# [Given data]
>>>>
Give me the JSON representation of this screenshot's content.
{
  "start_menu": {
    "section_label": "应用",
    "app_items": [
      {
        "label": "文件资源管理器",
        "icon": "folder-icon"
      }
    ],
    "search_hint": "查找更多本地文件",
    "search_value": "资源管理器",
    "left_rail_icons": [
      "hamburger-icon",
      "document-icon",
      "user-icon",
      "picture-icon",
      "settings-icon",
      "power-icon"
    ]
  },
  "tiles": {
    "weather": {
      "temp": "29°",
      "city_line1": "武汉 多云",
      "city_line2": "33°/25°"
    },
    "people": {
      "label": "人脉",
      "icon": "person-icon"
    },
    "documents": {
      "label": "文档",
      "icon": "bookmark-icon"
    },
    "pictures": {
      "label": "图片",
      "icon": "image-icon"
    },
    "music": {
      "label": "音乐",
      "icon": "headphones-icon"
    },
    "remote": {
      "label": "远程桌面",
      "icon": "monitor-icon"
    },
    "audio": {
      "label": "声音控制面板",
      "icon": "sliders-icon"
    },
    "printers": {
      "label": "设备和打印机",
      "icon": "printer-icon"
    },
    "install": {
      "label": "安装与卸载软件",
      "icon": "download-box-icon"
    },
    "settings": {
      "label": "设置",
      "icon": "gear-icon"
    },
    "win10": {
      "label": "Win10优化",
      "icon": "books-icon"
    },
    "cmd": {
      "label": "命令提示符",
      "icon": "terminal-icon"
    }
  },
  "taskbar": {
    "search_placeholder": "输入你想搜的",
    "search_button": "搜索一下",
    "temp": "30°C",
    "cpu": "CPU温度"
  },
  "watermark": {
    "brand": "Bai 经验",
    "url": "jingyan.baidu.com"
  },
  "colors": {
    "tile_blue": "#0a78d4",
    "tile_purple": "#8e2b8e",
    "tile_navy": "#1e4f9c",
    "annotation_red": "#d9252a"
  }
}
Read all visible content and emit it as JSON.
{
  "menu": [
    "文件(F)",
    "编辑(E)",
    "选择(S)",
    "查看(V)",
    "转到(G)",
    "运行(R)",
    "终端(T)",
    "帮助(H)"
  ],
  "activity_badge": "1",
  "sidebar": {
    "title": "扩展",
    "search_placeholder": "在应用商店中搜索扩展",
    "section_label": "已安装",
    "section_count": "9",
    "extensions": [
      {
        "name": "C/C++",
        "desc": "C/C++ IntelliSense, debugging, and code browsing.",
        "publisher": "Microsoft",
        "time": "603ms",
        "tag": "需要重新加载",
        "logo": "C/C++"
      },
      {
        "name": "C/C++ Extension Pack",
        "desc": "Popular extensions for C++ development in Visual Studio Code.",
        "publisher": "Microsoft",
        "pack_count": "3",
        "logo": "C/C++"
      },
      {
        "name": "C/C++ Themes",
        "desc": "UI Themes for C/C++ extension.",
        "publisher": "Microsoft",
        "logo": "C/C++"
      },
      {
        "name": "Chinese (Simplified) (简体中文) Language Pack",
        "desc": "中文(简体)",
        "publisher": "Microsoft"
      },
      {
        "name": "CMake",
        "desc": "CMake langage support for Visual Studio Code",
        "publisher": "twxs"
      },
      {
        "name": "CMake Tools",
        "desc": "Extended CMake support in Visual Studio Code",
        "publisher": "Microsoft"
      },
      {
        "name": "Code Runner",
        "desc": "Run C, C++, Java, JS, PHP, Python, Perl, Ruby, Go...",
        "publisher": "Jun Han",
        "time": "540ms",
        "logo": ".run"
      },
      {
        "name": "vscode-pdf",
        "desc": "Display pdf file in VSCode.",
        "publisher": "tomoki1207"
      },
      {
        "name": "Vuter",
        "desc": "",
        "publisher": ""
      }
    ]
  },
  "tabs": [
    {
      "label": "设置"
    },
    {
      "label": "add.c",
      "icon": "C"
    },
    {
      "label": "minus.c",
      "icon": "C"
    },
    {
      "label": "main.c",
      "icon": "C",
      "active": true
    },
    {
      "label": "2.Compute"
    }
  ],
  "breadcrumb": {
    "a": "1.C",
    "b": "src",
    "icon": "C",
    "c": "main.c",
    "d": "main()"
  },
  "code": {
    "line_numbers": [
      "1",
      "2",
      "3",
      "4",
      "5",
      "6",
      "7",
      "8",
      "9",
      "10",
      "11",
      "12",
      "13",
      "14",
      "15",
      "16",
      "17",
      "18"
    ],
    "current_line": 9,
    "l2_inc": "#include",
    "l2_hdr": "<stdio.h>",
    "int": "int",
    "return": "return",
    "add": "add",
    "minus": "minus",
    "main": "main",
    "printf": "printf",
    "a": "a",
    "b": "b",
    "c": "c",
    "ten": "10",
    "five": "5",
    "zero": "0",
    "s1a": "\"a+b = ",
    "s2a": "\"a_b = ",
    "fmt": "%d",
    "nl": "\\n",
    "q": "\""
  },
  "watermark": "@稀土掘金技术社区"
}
<<<<
# [Task brief]
From the listing above, extract every line exactly as it stands.

# [Answer to the problem]
Give me the JSON representation of this screenshot's content.
{
  "start_menu": {
    "section_label": "应用",
    "app_items": [
      {
        "label": "文件资源管理器",
        "icon": "folder-icon"
      }
    ],
    "search_hint": "查找更多本地文件",
    "search_value": "资源管理器",
    "left_rail_icons": [
      "hamburger-icon",
      "document-icon",
      "user-icon",
      "picture-icon",
      "settings-icon",
      "power-icon"
    ]
  },
  "tiles": {
    "weather": {
      "temp": "29°",
      "city_line1": "武汉 多云",
      "city_line2": "33°/25°"
    },
    "people": {
      "label": "人脉",
      "icon": "person-icon"
    },
    "documents": {
      "label": "文档",
      "icon": "bookmark-icon"
    },
    "pictures": {
      "label": "图片",
      "icon": "image-icon"
    },
    "music": {
      "label": "音乐",
      "icon": "headphones-icon"
    },
    "remote": {
      "label": "远程桌面",
      "icon": "monitor-icon"
    },
    "audio": {
      "label": "声音控制面板",
      "icon": "sliders-icon"
    },
    "printers": {
      "label": "设备和打印机",
      "icon": "printer-icon"
    },
    "install": {
      "label": "安装与卸载软件",
      "icon": "download-box-icon"
    },
    "settings": {
      "label": "设置",
      "icon": "gear-icon"
    },
    "win10": {
      "label": "Win10优化",
      "icon": "books-icon"
    },
    "cmd": {
      "label": "命令提示符",
      "icon": "terminal-icon"
    }
  },
  "taskbar": {
    "search_placeholder": "输入你想搜的",
    "search_button": "搜索一下",
    "temp": "30°C",
    "cpu": "CPU温度"
  },
  "watermark": {
    "brand": "Bai 经验",
    "url": "jingyan.baidu.com"
  },
  "colors": {
    "tile_blue": "#0a78d4",
    "tile_purple": "#8e2b8e",
    "tile_navy": "#1e4f9c",
    "annotation_red": "#d9252a"
  }
}
Read all visible content and emit it as JSON.
{
  "menu": [
    "文件(F)",
    "编辑(E)",
    "选择(S)",
    "查看(V)",
    "转到(G)",
    "运行(R)",
    "终端(T)",
    "帮助(H)"
  ],
  "activity_badge": "1",
  "sidebar": {
    "title": "扩展",
    "search_placeholder": "在应用商店中搜索扩展",
    "section_label": "已安装",
    "section_count": "9",
    "extensions": [
      {
        "name": "C/C++",
        "desc": "C/C++ IntelliSense, debugging, and code browsing.",
        "publisher": "Microsoft",
        "time": "603ms",
        "tag": "需要重新加载",
        "logo": "C/C++"
      },
      {
        "name": "C/C++ Extension Pack",
        "desc": "Popular extensions for C++ development in Visual Studio Code.",
        "publisher": "Microsoft",
        "pack_count": "3",
        "logo": "C/C++"
      },
      {
        "name": "C/C++ Themes",
        "desc": "UI Themes for C/C++ extension.",
        "publisher": "Microsoft",
        "logo": "C/C++"
      },
      {
        "name": "Chinese (Simplified) (简体中文) Language Pack",
        "desc": "中文(简体)",
        "publisher": "Microsoft"
      },
      {
        "name": "CMake",
        "desc": "CMake langage support for Visual Studio Code",
        "publisher": "twxs"
      },
      {
        "name": "CMake Tools",
        "desc": "Extended CMake support in Visual Studio Code",
        "publisher": "Microsoft"
      },
      {
        "name": "Code Runner",
        "desc": "Run C, C++, Java, JS, PHP, Python, Perl, Ruby, Go...",
        "publisher": "Jun Han",
        "time": "540ms",
        "logo": ".run"
      },
      {
        "name": "vscode-pdf",
        "desc": "Display pdf file in VSCode.",
        "publisher": "tomoki1207"
      },
      {
        "name": "Vuter",
        "desc": "",
        "publisher": ""
      }
    ]
  },
  "tabs": [
    {
      "label": "设置"
    },
    {
      "label": "add.c",
      "icon": "C"
    },
    {
      "label": "minus.c",
      "icon": "C"
    },
    {
      "label": "main.c",
      "icon": "C",
      "active": true
    },
    {
      "label": "2.Compute"
    }
  ],
  "breadcrumb": {
    "a": "1.C",
    "b": "src",
    "icon": "C",
    "c": "main.c",
    "d": "main()"
  },
  "code": {
    "line_numbers": [
      "1",
      "2",
      "3",
      "4",
      "5",
      "6",
      "7",
      "8",
      "9",
      "10",
      "11",
      "12",
      "13",
      "14",
      "15",
      "16",
      "17",
      "18"
    ],
    "current_line": 9,
    "l2_inc": "#include",
    "l2_hdr": "<stdio.h>",
    "int": "int",
    "return": "return",
    "add": "add",
    "minus": "minus",
    "main": "main",
    "printf": "printf",
    "a": "a",
    "b": "b",
    "c": "c",
    "ten": "10",
    "five": "5",
    "zero": "0",
    "s1a": "\"a+b = ",
    "s2a": "\"a_b = ",
    "fmt": "%d",
    "nl": "\\n",
    "q": "\""
  },
  "watermark": "@稀土掘金技术社区"
}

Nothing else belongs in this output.